DO THIS. Write the data out again exactly, with no pictures.

RECORD SET.
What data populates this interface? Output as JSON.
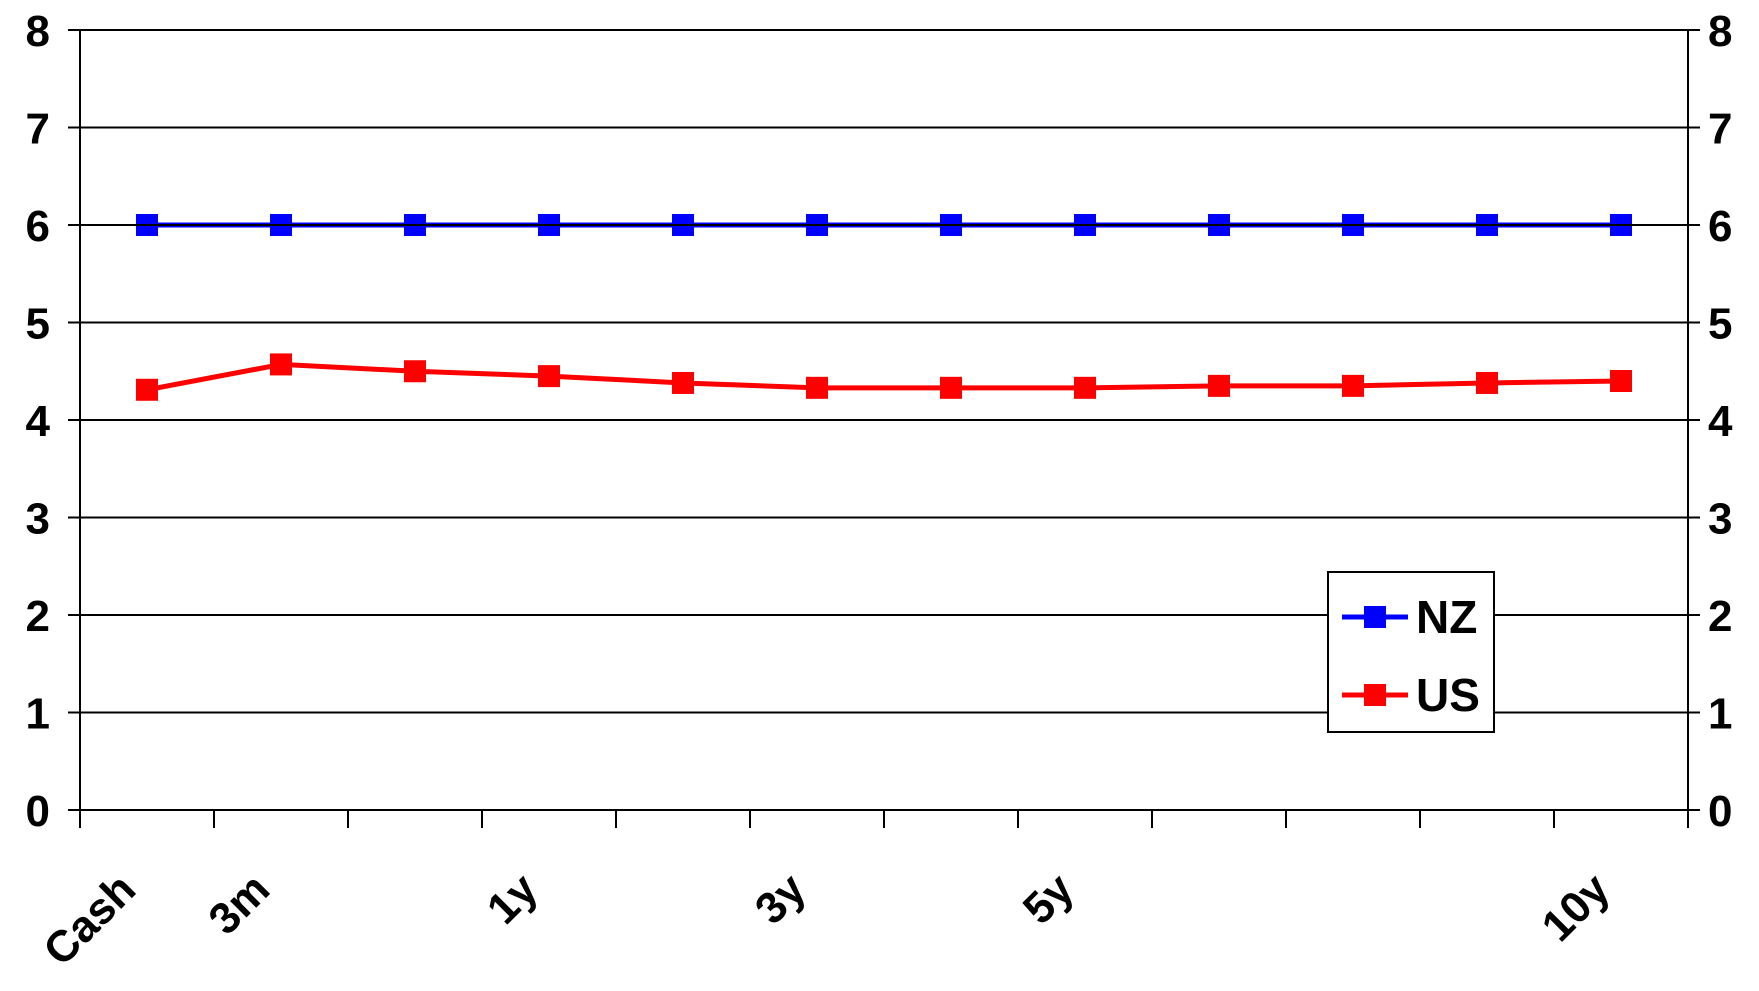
{
  "chart_data": {
    "type": "line",
    "categories": [
      "Cash",
      "3m",
      "",
      "1y",
      "",
      "3y",
      "",
      "5y",
      "",
      "",
      "",
      "10y"
    ],
    "yticks": [
      "0",
      "1",
      "2",
      "3",
      "4",
      "5",
      "6",
      "7",
      "8"
    ],
    "ylim": [
      0,
      8
    ],
    "secondary_ylim": [
      0,
      8
    ],
    "grid": true,
    "legend_position": "bottom-right",
    "series": [
      {
        "name": "NZ",
        "color": "#0000ff",
        "marker": "square",
        "values": [
          6.0,
          6.0,
          6.0,
          6.0,
          6.0,
          6.0,
          6.0,
          6.0,
          6.0,
          6.0,
          6.0,
          6.0
        ]
      },
      {
        "name": "US",
        "color": "#ff0000",
        "marker": "square",
        "values": [
          4.31,
          4.57,
          4.5,
          4.45,
          4.38,
          4.33,
          4.33,
          4.33,
          4.35,
          4.35,
          4.38,
          4.4
        ]
      }
    ]
  }
}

OUTPUT OF THE EXERCISE.
What data populates this interface? Output as JSON.
{
  "chart_data": {
    "type": "line",
    "categories": [
      "Cash",
      "3m",
      "",
      "1y",
      "",
      "3y",
      "",
      "5y",
      "",
      "",
      "",
      "10y"
    ],
    "yticks": [
      "0",
      "1",
      "2",
      "3",
      "4",
      "5",
      "6",
      "7",
      "8"
    ],
    "ylim": [
      0,
      8
    ],
    "secondary_ylim": [
      0,
      8
    ],
    "grid": true,
    "legend_position": "bottom-right",
    "series": [
      {
        "name": "NZ",
        "color": "#0000ff",
        "marker": "square",
        "values": [
          6.0,
          6.0,
          6.0,
          6.0,
          6.0,
          6.0,
          6.0,
          6.0,
          6.0,
          6.0,
          6.0,
          6.0
        ]
      },
      {
        "name": "US",
        "color": "#ff0000",
        "marker": "square",
        "values": [
          4.31,
          4.57,
          4.5,
          4.45,
          4.38,
          4.33,
          4.33,
          4.33,
          4.35,
          4.35,
          4.38,
          4.4
        ]
      }
    ]
  }
}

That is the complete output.